- **OBJECTIVE**
Below you will find a set of lines. Repeat them all exactly.

## BEGIN INPUT

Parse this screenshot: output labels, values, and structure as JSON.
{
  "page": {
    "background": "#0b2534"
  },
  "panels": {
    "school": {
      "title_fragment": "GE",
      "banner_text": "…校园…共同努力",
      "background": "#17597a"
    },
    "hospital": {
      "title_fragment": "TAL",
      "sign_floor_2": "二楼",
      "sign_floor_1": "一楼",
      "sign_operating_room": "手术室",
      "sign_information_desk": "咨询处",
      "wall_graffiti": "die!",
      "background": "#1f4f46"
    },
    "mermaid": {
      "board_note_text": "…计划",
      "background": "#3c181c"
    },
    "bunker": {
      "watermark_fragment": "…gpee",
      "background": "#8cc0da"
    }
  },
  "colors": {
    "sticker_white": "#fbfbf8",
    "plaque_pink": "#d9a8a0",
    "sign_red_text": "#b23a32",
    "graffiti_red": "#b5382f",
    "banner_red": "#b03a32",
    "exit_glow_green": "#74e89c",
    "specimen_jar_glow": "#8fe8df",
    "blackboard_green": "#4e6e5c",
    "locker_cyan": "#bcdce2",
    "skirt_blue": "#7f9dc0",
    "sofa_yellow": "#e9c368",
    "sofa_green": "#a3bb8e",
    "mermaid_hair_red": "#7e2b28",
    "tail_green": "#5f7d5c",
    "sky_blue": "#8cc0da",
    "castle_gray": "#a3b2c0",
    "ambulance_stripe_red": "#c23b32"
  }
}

## END INPUT

- **TASK RESPONSE**
Parse this screenshot: output labels, values, and structure as JSON.
{
  "page": {
    "background": "#0b2534"
  },
  "panels": {
    "school": {
      "title_fragment": "GE",
      "banner_text": "…校园…共同努力",
      "background": "#17597a"
    },
    "hospital": {
      "title_fragment": "TAL",
      "sign_floor_2": "二楼",
      "sign_floor_1": "一楼",
      "sign_operating_room": "手术室",
      "sign_information_desk": "咨询处",
      "wall_graffiti": "die!",
      "background": "#1f4f46"
    },
    "mermaid": {
      "board_note_text": "…计划",
      "background": "#3c181c"
    },
    "bunker": {
      "watermark_fragment": "…gpee",
      "background": "#8cc0da"
    }
  },
  "colors": {
    "sticker_white": "#fbfbf8",
    "plaque_pink": "#d9a8a0",
    "sign_red_text": "#b23a32",
    "graffiti_red": "#b5382f",
    "banner_red": "#b03a32",
    "exit_glow_green": "#74e89c",
    "specimen_jar_glow": "#8fe8df",
    "blackboard_green": "#4e6e5c",
    "locker_cyan": "#bcdce2",
    "skirt_blue": "#7f9dc0",
    "sofa_yellow": "#e9c368",
    "sofa_green": "#a3bb8e",
    "mermaid_hair_red": "#7e2b28",
    "tail_green": "#5f7d5c",
    "sky_blue": "#8cc0da",
    "castle_gray": "#a3b2c0",
    "ambulance_stripe_red": "#c23b32"
  }
}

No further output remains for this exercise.